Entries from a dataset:
......

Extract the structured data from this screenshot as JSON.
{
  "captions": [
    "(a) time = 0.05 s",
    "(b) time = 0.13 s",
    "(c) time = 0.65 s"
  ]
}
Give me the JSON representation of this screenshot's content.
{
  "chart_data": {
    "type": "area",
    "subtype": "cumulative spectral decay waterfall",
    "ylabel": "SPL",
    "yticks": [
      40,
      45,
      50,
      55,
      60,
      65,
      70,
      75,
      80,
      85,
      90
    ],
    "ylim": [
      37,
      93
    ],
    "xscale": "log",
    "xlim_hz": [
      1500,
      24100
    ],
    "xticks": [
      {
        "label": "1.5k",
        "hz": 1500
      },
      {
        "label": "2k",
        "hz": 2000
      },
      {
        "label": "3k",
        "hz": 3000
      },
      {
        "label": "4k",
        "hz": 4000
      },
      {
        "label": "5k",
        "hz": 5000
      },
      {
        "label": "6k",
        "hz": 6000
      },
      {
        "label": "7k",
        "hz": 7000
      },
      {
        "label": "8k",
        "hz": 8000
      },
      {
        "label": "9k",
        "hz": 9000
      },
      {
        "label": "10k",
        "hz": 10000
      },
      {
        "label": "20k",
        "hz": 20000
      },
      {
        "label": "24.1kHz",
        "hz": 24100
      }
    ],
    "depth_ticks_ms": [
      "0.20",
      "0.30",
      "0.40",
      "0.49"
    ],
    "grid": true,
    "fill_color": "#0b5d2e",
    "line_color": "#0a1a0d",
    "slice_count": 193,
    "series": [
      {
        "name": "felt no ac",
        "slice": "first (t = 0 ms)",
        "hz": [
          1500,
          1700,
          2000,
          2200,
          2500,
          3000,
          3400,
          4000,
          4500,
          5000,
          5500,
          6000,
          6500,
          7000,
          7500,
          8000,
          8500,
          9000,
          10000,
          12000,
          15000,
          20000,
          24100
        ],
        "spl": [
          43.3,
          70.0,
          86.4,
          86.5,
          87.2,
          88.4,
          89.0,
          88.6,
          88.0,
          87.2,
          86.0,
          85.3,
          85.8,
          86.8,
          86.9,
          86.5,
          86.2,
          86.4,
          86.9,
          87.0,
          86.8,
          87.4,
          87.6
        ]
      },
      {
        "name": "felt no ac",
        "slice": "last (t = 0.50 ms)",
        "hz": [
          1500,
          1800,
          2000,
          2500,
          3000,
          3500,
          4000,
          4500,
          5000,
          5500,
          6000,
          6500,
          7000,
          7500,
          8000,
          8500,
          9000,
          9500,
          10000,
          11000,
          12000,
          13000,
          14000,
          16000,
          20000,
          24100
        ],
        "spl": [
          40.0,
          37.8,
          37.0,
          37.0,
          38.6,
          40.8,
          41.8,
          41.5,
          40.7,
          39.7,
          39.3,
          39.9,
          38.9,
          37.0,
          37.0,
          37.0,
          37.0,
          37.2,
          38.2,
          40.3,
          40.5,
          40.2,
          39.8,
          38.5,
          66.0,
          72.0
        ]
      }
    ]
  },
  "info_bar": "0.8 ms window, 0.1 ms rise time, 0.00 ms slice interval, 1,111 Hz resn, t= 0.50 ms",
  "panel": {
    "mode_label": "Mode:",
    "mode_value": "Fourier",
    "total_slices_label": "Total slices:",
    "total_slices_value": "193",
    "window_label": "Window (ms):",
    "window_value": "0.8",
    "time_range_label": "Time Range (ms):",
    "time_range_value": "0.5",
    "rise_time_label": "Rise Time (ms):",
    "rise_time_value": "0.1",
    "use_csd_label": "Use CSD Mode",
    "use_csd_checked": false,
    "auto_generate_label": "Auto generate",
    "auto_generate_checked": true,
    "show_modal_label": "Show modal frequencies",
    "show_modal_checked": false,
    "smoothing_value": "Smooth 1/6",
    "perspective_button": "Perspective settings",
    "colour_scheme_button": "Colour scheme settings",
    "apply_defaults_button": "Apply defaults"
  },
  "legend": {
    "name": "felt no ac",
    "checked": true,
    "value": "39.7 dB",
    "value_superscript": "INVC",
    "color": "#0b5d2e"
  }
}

......

> Task requirements
Copy out each record exactly as given, omitting none.

> Response below
Extract the structured data from this screenshot as JSON.
{
  "captions": [
    "(a) time = 0.05 s",
    "(b) time = 0.13 s",
    "(c) time = 0.65 s"
  ]
}
Give me the JSON representation of this screenshot's content.
{
  "chart_data": {
    "type": "area",
    "subtype": "cumulative spectral decay waterfall",
    "ylabel": "SPL",
    "yticks": [
      40,
      45,
      50,
      55,
      60,
      65,
      70,
      75,
      80,
      85,
      90
    ],
    "ylim": [
      37,
      93
    ],
    "xscale": "log",
    "xlim_hz": [
      1500,
      24100
    ],
    "xticks": [
      {
        "label": "1.5k",
        "hz": 1500
      },
      {
        "label": "2k",
        "hz": 2000
      },
      {
        "label": "3k",
        "hz": 3000
      },
      {
        "label": "4k",
        "hz": 4000
      },
      {
        "label": "5k",
        "hz": 5000
      },
      {
        "label": "6k",
        "hz": 6000
      },
      {
        "label": "7k",
        "hz": 7000
      },
      {
        "label": "8k",
        "hz": 8000
      },
      {
        "label": "9k",
        "hz": 9000
      },
      {
        "label": "10k",
        "hz": 10000
      },
      {
        "label": "20k",
        "hz": 20000
      },
      {
        "label": "24.1kHz",
        "hz": 24100
      }
    ],
    "depth_ticks_ms": [
      "0.20",
      "0.30",
      "0.40",
      "0.49"
    ],
    "grid": true,
    "fill_color": "#0b5d2e",
    "line_color": "#0a1a0d",
    "slice_count": 193,
    "series": [
      {
        "name": "felt no ac",
        "slice": "first (t = 0 ms)",
        "hz": [
          1500,
          1700,
          2000,
          2200,
          2500,
          3000,
          3400,
          4000,
          4500,
          5000,
          5500,
          6000,
          6500,
          7000,
          7500,
          8000,
          8500,
          9000,
          10000,
          12000,
          15000,
          20000,
          24100
        ],
        "spl": [
          43.3,
          70.0,
          86.4,
          86.5,
          87.2,
          88.4,
          89.0,
          88.6,
          88.0,
          87.2,
          86.0,
          85.3,
          85.8,
          86.8,
          86.9,
          86.5,
          86.2,
          86.4,
          86.9,
          87.0,
          86.8,
          87.4,
          87.6
        ]
      },
      {
        "name": "felt no ac",
        "slice": "last (t = 0.50 ms)",
        "hz": [
          1500,
          1800,
          2000,
          2500,
          3000,
          3500,
          4000,
          4500,
          5000,
          5500,
          6000,
          6500,
          7000,
          7500,
          8000,
          8500,
          9000,
          9500,
          10000,
          11000,
          12000,
          13000,
          14000,
          16000,
          20000,
          24100
        ],
        "spl": [
          40.0,
          37.8,
          37.0,
          37.0,
          38.6,
          40.8,
          41.8,
          41.5,
          40.7,
          39.7,
          39.3,
          39.9,
          38.9,
          37.0,
          37.0,
          37.0,
          37.0,
          37.2,
          38.2,
          40.3,
          40.5,
          40.2,
          39.8,
          38.5,
          66.0,
          72.0
        ]
      }
    ]
  },
  "info_bar": "0.8 ms window, 0.1 ms rise time, 0.00 ms slice interval, 1,111 Hz resn, t= 0.50 ms",
  "panel": {
    "mode_label": "Mode:",
    "mode_value": "Fourier",
    "total_slices_label": "Total slices:",
    "total_slices_value": "193",
    "window_label": "Window (ms):",
    "window_value": "0.8",
    "time_range_label": "Time Range (ms):",
    "time_range_value": "0.5",
    "rise_time_label": "Rise Time (ms):",
    "rise_time_value": "0.1",
    "use_csd_label": "Use CSD Mode",
    "use_csd_checked": false,
    "auto_generate_label": "Auto generate",
    "auto_generate_checked": true,
    "show_modal_label": "Show modal frequencies",
    "show_modal_checked": false,
    "smoothing_value": "Smooth 1/6",
    "perspective_button": "Perspective settings",
    "colour_scheme_button": "Colour scheme settings",
    "apply_defaults_button": "Apply defaults"
  },
  "legend": {
    "name": "felt no ac",
    "checked": true,
    "value": "39.7 dB",
    "value_superscript": "INVC",
    "color": "#0b5d2e"
  }
}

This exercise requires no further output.